* Records to use *
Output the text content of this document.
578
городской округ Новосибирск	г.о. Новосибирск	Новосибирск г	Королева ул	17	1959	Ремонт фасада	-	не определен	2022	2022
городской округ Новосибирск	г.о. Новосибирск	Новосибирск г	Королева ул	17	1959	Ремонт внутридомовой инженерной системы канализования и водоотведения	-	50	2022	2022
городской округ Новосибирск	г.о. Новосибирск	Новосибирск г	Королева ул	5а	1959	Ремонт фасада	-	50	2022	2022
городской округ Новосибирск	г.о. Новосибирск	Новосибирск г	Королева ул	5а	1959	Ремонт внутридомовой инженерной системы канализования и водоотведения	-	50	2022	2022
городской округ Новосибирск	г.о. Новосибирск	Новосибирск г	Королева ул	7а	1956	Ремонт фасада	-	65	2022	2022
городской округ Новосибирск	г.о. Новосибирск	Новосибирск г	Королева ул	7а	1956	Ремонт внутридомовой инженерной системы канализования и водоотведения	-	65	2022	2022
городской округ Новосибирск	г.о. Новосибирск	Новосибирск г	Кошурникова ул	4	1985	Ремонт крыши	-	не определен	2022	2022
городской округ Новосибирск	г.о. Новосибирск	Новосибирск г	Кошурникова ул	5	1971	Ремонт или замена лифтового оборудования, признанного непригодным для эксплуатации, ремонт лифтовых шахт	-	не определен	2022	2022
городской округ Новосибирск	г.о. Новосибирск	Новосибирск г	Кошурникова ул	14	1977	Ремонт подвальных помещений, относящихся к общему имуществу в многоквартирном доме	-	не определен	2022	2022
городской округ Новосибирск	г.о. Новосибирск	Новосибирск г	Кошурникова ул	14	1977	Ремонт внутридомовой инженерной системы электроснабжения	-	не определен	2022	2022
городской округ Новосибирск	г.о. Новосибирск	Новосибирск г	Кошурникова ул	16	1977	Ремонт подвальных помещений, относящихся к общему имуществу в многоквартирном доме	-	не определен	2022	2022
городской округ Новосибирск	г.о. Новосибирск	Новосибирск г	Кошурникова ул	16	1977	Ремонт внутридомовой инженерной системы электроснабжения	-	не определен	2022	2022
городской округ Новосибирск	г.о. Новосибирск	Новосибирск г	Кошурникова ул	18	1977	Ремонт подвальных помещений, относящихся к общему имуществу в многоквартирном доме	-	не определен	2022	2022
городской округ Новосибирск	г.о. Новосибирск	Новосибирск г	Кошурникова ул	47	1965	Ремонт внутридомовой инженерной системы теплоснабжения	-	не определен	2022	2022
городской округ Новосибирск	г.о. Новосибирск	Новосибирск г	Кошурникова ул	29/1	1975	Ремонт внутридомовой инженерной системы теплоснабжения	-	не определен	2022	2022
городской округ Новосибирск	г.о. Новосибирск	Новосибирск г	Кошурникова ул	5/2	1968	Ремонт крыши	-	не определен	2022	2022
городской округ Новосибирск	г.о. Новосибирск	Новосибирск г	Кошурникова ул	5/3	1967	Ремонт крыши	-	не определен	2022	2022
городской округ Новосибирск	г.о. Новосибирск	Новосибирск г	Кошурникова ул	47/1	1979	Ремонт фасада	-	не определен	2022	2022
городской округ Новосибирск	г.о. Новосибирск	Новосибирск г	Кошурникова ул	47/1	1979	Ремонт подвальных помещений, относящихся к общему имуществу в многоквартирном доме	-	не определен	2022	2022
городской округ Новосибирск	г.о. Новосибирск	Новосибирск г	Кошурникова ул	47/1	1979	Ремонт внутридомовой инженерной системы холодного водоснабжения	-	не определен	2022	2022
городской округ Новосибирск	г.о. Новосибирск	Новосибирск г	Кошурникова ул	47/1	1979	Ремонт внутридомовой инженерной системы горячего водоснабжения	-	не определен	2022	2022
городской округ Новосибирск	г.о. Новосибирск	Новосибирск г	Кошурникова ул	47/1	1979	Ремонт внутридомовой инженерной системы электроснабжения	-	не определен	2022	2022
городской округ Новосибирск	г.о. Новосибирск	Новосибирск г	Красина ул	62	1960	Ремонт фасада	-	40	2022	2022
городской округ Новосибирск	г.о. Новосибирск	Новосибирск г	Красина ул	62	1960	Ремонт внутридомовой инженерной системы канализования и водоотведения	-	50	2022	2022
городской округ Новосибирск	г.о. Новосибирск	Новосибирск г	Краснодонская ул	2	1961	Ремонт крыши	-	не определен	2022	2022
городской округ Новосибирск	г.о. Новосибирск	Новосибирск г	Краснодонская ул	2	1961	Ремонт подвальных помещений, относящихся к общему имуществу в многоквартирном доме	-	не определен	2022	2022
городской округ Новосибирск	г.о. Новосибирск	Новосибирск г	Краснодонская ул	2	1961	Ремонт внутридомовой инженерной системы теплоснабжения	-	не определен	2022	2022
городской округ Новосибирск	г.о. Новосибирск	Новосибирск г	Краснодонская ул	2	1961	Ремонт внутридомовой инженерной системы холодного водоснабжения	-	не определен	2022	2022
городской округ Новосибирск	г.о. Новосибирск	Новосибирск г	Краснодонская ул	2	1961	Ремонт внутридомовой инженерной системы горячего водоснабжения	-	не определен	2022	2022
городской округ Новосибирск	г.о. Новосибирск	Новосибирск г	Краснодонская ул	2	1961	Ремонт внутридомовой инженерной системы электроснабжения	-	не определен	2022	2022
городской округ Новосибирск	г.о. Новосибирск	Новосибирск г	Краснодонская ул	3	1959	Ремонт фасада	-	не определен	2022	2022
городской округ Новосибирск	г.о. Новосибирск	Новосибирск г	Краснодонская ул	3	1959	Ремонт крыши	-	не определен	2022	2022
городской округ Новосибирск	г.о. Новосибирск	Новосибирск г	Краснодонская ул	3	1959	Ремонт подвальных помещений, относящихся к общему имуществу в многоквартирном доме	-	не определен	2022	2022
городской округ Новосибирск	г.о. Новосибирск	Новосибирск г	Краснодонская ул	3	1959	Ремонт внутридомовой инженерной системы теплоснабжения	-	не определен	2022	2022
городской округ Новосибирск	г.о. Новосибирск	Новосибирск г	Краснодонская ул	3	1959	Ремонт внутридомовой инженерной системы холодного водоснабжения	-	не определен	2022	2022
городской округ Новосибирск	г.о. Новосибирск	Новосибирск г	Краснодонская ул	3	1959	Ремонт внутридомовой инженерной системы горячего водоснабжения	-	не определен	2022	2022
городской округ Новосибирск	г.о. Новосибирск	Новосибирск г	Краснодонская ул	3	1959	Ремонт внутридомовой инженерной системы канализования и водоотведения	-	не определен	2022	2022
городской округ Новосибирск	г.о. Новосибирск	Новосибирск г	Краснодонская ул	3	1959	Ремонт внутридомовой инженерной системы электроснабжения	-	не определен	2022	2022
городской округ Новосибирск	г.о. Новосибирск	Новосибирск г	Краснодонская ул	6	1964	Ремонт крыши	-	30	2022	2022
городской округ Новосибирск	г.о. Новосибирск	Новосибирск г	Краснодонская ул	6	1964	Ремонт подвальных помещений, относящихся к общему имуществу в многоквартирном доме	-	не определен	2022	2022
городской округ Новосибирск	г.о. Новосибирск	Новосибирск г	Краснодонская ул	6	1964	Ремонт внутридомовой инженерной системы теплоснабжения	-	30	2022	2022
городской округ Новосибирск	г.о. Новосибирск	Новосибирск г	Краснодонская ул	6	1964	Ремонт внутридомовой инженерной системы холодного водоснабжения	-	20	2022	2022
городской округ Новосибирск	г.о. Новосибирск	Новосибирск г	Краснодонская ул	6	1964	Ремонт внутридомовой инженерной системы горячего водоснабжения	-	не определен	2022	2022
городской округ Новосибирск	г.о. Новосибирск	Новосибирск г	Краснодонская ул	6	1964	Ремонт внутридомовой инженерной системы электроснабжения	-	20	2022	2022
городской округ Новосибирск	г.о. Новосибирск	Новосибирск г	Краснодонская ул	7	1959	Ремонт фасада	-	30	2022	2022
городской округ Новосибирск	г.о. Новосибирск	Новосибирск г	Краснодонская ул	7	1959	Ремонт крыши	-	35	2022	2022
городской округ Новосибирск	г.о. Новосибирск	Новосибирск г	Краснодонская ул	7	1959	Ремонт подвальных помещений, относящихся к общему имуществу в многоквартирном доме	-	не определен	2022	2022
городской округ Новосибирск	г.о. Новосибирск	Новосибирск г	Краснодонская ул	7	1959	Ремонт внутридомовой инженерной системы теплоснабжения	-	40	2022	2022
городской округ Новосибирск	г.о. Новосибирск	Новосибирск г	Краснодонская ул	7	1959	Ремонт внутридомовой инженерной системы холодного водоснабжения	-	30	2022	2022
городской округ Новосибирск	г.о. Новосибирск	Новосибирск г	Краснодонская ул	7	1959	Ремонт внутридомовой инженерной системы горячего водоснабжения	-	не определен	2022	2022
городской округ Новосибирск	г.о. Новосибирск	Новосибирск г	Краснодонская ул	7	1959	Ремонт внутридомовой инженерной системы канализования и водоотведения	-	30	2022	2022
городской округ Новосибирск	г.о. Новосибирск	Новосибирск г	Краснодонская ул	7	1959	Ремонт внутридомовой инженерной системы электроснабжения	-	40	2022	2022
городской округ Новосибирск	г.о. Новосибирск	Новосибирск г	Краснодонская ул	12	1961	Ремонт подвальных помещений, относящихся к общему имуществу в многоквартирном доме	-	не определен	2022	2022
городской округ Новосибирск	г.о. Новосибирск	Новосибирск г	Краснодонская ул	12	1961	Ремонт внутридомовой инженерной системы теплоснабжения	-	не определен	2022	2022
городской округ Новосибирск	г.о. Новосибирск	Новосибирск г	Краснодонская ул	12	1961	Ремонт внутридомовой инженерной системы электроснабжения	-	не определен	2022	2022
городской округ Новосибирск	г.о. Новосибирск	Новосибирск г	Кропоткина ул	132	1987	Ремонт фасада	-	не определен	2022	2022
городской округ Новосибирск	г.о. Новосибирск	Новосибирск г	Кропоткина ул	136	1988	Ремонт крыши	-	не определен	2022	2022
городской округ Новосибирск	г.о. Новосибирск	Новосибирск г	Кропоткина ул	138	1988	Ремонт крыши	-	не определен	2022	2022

* * *

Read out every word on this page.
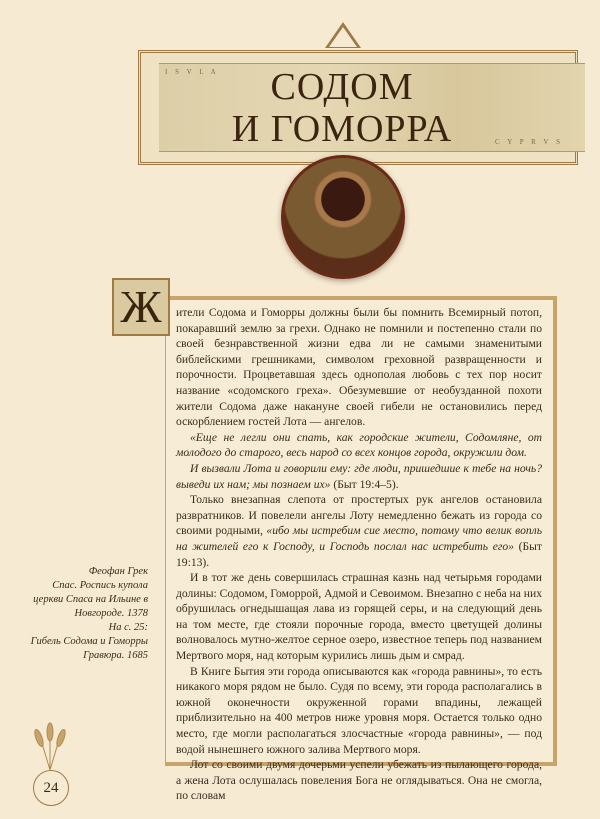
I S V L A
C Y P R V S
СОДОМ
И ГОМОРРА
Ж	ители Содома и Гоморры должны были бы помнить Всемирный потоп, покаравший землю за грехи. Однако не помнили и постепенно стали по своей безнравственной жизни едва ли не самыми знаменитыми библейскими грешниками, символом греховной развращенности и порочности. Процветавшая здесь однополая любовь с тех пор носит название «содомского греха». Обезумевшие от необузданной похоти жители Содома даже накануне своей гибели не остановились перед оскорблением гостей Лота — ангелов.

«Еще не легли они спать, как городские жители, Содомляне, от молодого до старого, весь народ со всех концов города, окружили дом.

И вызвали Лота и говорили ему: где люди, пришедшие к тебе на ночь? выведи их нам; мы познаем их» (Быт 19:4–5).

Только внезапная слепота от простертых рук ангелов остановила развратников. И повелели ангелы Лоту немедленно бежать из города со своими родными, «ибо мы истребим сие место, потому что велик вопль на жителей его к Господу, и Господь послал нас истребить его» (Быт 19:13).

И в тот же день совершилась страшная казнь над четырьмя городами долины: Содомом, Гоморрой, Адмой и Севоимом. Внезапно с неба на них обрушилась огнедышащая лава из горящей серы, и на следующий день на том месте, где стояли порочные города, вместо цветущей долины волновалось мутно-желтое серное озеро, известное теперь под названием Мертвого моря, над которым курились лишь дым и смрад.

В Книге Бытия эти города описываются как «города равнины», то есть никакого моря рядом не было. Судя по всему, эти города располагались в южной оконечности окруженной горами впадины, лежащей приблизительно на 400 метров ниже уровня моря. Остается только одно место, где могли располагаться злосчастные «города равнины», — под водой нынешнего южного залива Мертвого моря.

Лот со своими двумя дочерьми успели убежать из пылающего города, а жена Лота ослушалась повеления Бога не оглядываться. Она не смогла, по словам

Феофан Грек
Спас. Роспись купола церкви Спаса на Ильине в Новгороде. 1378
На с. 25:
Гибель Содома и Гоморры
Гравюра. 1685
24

* Directions for this task *
Some lines of the records may hold the word "Кропоткина". How many do? Answer with a number and nothing else.

* Output of the exercise *
3